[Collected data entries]
======

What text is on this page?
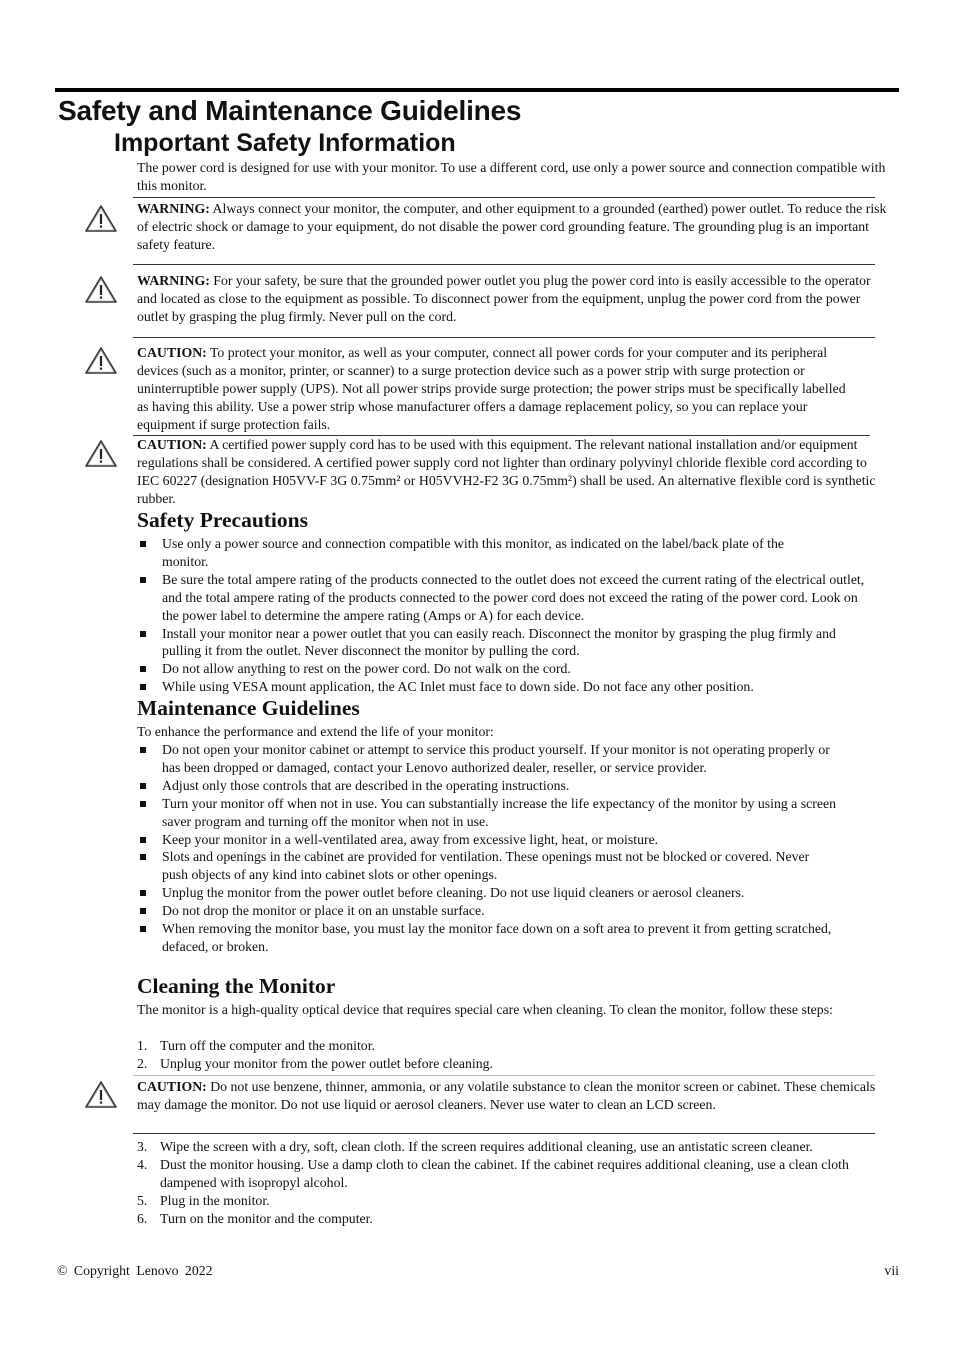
Safety and Maintenance Guidelines
Important Safety Information

The power cord is designed for use with your monitor. To use a different cord, use only a power source and connection compatible with this monitor.

WARNING: Always connect your monitor, the computer, and other equipment to a grounded (earthed) power outlet. To reduce the risk of electric shock or damage to your equipment, do not disable the power cord grounding feature. The grounding plug is an important safety feature.

WARNING: For your safety, be sure that the grounded power outlet you plug the power cord into is easily accessible to the operator and located as close to the equipment as possible. To disconnect power from the equipment, unplug the power cord from the power outlet by grasping the plug firmly. Never pull on the cord.

CAUTION: To protect your monitor, as well as your computer, connect all power cords for your computer and its peripheral devices (such as a monitor, printer, or scanner) to a surge protection device such as a power strip with surge protection or uninterruptible power supply (UPS). Not all power strips provide surge protection; the power strips must be specifically labelled as having this ability. Use a power strip whose manufacturer offers a damage replacement policy, so you can replace your equipment if surge protection fails.

CAUTION: A certified power supply cord has to be used with this equipment. The relevant national installation and/or equipment regulations shall be considered. A certified power supply cord not lighter than ordinary polyvinyl chloride flexible cord according to IEC 60227 (designation H05VV-F 3G 0.75mm² or H05VVH2-F2 3G 0.75mm²) shall be used. An alternative flexible cord is synthetic rubber.

Safety Precautions
Use only a power source and connection compatible with this monitor, as indicated on the label/back plate of the monitor.
Be sure the total ampere rating of the products connected to the outlet does not exceed the current rating of the electrical outlet, and the total ampere rating of the products connected to the power cord does not exceed the rating of the power cord. Look on the power label to determine the ampere rating (Amps or A) for each device.
Install your monitor near a power outlet that you can easily reach. Disconnect the monitor by grasping the plug firmly and pulling it from the outlet. Never disconnect the monitor by pulling the cord.
Do not allow anything to rest on the power cord. Do not walk on the cord.
While using VESA mount application, the AC Inlet must face to down side. Do not face any other position.
Maintenance Guidelines

To enhance the performance and extend the life of your monitor:

Do not open your monitor cabinet or attempt to service this product yourself. If your monitor is not operating properly or has been dropped or damaged, contact your Lenovo authorized dealer, reseller, or service provider.
Adjust only those controls that are described in the operating instructions.
Turn your monitor off when not in use. You can substantially increase the life expectancy of the monitor by using a screen saver program and turning off the monitor when not in use.
Keep your monitor in a well-ventilated area, away from excessive light, heat, or moisture.
Slots and openings in the cabinet are provided for ventilation. These openings must not be blocked or covered. Never push objects of any kind into cabinet slots or other openings.
Unplug the monitor from the power outlet before cleaning. Do not use liquid cleaners or aerosol cleaners.
Do not drop the monitor or place it on an unstable surface.
When removing the monitor base, you must lay the monitor face down on a soft area to prevent it from getting scratched, defaced, or broken.
Cleaning the Monitor

The monitor is a high-quality optical device that requires special care when cleaning. To clean the monitor, follow these steps:

1. Turn off the computer and the monitor.
2. Unplug your monitor from the power outlet before cleaning.

CAUTION: Do not use benzene, thinner, ammonia, or any volatile substance to clean the monitor screen or cabinet. These chemicals may damage the monitor. Do not use liquid or aerosol cleaners. Never use water to clean an LCD screen.

3. Wipe the screen with a dry, soft, clean cloth. If the screen requires additional cleaning, use an antistatic screen cleaner.
4. Dust the monitor housing. Use a damp cloth to clean the cabinet. If the cabinet requires additional cleaning, use a clean cloth dampened with isopropyl alcohol.
5. Plug in the monitor.
6. Turn on the monitor and the computer.
© Copyright Lenovo 2022	vii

======

Output all the records, word for word, with no pictures in the copy.

What text is on this page?
Safety and Maintenance Guidelines
Important Safety Information

The power cord is designed for use with your monitor. To use a different cord, use only a power source and connection compatible with this monitor.

WARNING: Always connect your monitor, the computer, and other equipment to a grounded (earthed) power outlet. To reduce the risk of electric shock or damage to your equipment, do not disable the power cord grounding feature. The grounding plug is an important safety feature.

WARNING: For your safety, be sure that the grounded power outlet you plug the power cord into is easily accessible to the operator and located as close to the equipment as possible. To disconnect power from the equipment, unplug the power cord from the power outlet by grasping the plug firmly. Never pull on the cord.

CAUTION: To protect your monitor, as well as your computer, connect all power cords for your computer and its peripheral devices (such as a monitor, printer, or scanner) to a surge protection device such as a power strip with surge protection or uninterruptible power supply (UPS). Not all power strips provide surge protection; the power strips must be specifically labelled as having this ability. Use a power strip whose manufacturer offers a damage replacement policy, so you can replace your equipment if surge protection fails.

CAUTION: A certified power supply cord has to be used with this equipment. The relevant national installation and/or equipment regulations shall be considered. A certified power supply cord not lighter than ordinary polyvinyl chloride flexible cord according to IEC 60227 (designation H05VV-F 3G 0.75mm² or H05VVH2-F2 3G 0.75mm²) shall be used. An alternative flexible cord is synthetic rubber.

Safety Precautions
Use only a power source and connection compatible with this monitor, as indicated on the label/back plate of the monitor.
Be sure the total ampere rating of the products connected to the outlet does not exceed the current rating of the electrical outlet, and the total ampere rating of the products connected to the power cord does not exceed the rating of the power cord. Look on the power label to determine the ampere rating (Amps or A) for each device.
Install your monitor near a power outlet that you can easily reach. Disconnect the monitor by grasping the plug firmly and pulling it from the outlet. Never disconnect the monitor by pulling the cord.
Do not allow anything to rest on the power cord. Do not walk on the cord.
While using VESA mount application, the AC Inlet must face to down side. Do not face any other position.
Maintenance Guidelines

To enhance the performance and extend the life of your monitor:

Do not open your monitor cabinet or attempt to service this product yourself. If your monitor is not operating properly or has been dropped or damaged, contact your Lenovo authorized dealer, reseller, or service provider.
Adjust only those controls that are described in the operating instructions.
Turn your monitor off when not in use. You can substantially increase the life expectancy of the monitor by using a screen saver program and turning off the monitor when not in use.
Keep your monitor in a well-ventilated area, away from excessive light, heat, or moisture.
Slots and openings in the cabinet are provided for ventilation. These openings must not be blocked or covered. Never push objects of any kind into cabinet slots or other openings.
Unplug the monitor from the power outlet before cleaning. Do not use liquid cleaners or aerosol cleaners.
Do not drop the monitor or place it on an unstable surface.
When removing the monitor base, you must lay the monitor face down on a soft area to prevent it from getting scratched, defaced, or broken.
Cleaning the Monitor

The monitor is a high-quality optical device that requires special care when cleaning. To clean the monitor, follow these steps:

1. Turn off the computer and the monitor.
2. Unplug your monitor from the power outlet before cleaning.

CAUTION: Do not use benzene, thinner, ammonia, or any volatile substance to clean the monitor screen or cabinet. These chemicals may damage the monitor. Do not use liquid or aerosol cleaners. Never use water to clean an LCD screen.

3. Wipe the screen with a dry, soft, clean cloth. If the screen requires additional cleaning, use an antistatic screen cleaner.
4. Dust the monitor housing. Use a damp cloth to clean the cabinet. If the cabinet requires additional cleaning, use a clean cloth dampened with isopropyl alcohol.
5. Plug in the monitor.
6. Turn on the monitor and the computer.
© Copyright Lenovo 2022	vii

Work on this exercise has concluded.